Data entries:

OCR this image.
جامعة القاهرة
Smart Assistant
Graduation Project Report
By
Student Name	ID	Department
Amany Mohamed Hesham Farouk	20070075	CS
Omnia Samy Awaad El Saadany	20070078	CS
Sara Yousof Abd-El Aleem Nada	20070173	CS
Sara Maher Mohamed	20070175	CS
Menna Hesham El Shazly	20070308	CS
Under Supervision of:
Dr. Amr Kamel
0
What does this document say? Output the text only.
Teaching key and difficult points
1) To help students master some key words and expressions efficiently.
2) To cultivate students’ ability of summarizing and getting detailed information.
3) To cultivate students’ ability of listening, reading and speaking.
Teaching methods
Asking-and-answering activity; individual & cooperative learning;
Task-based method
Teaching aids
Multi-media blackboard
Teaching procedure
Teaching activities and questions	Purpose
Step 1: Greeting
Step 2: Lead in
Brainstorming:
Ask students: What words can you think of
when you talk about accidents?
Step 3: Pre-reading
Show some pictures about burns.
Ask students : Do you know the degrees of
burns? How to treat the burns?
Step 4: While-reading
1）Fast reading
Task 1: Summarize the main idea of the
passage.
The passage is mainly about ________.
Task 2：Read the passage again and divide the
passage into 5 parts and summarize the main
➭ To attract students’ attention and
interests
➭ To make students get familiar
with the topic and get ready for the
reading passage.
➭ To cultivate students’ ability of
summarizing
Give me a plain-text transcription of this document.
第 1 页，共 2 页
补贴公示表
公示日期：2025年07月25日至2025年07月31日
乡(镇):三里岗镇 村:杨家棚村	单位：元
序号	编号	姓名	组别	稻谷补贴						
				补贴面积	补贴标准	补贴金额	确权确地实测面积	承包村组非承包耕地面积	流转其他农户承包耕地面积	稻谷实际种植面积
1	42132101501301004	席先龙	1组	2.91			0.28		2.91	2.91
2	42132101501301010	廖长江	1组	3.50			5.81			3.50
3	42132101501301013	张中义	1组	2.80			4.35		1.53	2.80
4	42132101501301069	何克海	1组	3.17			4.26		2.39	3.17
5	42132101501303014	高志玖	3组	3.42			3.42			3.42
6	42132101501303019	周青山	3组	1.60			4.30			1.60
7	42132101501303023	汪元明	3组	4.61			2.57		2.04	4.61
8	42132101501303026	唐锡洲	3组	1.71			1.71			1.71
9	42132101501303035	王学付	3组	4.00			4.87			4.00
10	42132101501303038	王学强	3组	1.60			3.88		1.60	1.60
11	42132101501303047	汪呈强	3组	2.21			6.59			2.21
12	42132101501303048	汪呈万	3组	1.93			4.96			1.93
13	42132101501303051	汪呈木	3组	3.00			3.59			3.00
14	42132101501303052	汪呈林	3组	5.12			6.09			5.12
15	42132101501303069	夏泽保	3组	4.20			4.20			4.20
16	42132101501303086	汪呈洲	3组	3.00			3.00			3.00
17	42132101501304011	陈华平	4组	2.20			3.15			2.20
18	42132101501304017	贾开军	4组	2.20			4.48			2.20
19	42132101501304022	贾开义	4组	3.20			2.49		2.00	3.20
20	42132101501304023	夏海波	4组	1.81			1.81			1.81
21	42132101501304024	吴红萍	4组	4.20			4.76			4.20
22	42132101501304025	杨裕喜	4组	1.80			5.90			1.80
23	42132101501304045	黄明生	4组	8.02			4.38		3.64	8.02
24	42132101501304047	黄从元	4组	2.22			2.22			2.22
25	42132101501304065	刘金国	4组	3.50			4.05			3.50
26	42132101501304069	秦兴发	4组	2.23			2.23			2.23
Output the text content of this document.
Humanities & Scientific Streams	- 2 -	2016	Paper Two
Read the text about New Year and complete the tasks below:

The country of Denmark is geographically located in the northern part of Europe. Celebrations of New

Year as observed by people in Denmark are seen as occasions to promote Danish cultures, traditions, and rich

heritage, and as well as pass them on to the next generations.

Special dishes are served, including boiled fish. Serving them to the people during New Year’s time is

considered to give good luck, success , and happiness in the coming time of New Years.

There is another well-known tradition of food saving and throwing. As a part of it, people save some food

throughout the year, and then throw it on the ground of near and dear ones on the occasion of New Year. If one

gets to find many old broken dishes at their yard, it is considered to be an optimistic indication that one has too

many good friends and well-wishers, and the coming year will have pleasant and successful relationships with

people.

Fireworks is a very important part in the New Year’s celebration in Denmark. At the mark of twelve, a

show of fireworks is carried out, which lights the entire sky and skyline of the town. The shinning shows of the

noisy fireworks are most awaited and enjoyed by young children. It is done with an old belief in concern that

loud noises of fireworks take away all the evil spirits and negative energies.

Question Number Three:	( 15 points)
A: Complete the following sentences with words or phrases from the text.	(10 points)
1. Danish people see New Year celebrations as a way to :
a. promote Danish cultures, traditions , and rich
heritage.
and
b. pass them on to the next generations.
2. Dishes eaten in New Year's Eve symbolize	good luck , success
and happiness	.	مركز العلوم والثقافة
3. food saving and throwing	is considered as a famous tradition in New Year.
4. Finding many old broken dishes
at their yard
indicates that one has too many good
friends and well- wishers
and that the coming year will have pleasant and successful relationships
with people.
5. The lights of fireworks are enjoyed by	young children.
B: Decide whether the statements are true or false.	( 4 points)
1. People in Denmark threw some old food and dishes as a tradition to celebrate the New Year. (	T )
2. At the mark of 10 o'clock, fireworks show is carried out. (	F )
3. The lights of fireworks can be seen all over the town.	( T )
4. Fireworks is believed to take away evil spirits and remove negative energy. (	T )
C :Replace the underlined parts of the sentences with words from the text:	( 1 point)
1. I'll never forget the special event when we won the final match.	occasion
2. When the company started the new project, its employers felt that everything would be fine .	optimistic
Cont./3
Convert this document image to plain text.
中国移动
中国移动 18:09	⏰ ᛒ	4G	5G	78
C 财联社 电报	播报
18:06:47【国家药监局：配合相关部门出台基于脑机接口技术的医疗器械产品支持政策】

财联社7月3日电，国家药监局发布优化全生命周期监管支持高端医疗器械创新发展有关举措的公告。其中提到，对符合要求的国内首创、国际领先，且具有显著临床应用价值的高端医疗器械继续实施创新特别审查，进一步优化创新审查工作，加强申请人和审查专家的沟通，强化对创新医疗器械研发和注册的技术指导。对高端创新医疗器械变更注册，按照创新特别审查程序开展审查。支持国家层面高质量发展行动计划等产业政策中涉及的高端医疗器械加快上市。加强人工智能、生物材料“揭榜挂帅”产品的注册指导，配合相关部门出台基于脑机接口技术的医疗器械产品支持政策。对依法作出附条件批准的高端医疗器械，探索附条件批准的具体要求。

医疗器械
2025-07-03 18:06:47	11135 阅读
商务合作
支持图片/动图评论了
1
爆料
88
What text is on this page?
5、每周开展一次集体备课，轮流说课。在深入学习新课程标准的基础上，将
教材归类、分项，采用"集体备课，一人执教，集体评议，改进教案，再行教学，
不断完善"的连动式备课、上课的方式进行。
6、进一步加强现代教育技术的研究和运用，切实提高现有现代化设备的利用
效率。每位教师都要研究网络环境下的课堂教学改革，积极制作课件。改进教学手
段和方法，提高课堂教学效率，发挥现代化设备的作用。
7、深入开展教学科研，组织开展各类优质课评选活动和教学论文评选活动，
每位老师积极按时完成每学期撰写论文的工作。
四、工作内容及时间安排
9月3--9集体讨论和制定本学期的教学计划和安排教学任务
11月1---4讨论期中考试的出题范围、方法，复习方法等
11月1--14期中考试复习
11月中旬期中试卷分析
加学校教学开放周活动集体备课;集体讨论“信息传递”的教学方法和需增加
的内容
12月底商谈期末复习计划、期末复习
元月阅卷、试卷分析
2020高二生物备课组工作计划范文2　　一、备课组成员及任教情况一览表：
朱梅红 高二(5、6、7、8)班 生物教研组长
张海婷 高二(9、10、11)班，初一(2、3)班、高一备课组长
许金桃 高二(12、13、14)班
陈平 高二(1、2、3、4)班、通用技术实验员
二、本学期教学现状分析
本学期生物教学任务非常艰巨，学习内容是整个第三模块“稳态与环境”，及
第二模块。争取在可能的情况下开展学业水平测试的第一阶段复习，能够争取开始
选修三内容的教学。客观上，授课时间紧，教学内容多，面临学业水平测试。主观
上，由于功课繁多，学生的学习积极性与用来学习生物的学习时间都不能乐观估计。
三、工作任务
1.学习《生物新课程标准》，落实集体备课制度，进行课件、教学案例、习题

GIVEN EXERCISE: Find the line containing "What text is on this page?", then output it and every line after it to the end of the data, exactly.

ANSWER TO THE TASK:
What text is on this page?
5、每周开展一次集体备课，轮流说课。在深入学习新课程标准的基础上，将
教材归类、分项，采用"集体备课，一人执教，集体评议，改进教案，再行教学，
不断完善"的连动式备课、上课的方式进行。
6、进一步加强现代教育技术的研究和运用，切实提高现有现代化设备的利用
效率。每位教师都要研究网络环境下的课堂教学改革，积极制作课件。改进教学手
段和方法，提高课堂教学效率，发挥现代化设备的作用。
7、深入开展教学科研，组织开展各类优质课评选活动和教学论文评选活动，
每位老师积极按时完成每学期撰写论文的工作。
四、工作内容及时间安排
9月3--9集体讨论和制定本学期的教学计划和安排教学任务
11月1---4讨论期中考试的出题范围、方法，复习方法等
11月1--14期中考试复习
11月中旬期中试卷分析
加学校教学开放周活动集体备课;集体讨论“信息传递”的教学方法和需增加
的内容
12月底商谈期末复习计划、期末复习
元月阅卷、试卷分析
2020高二生物备课组工作计划范文2　　一、备课组成员及任教情况一览表：
朱梅红 高二(5、6、7、8)班 生物教研组长
张海婷 高二(9、10、11)班，初一(2、3)班、高一备课组长
许金桃 高二(12、13、14)班
陈平 高二(1、2、3、4)班、通用技术实验员
二、本学期教学现状分析
本学期生物教学任务非常艰巨，学习内容是整个第三模块“稳态与环境”，及
第二模块。争取在可能的情况下开展学业水平测试的第一阶段复习，能够争取开始
选修三内容的教学。客观上，授课时间紧，教学内容多，面临学业水平测试。主观
上，由于功课繁多，学生的学习积极性与用来学习生物的学习时间都不能乐观估计。
三、工作任务
1.学习《生物新课程标准》，落实集体备课制度，进行课件、教学案例、习题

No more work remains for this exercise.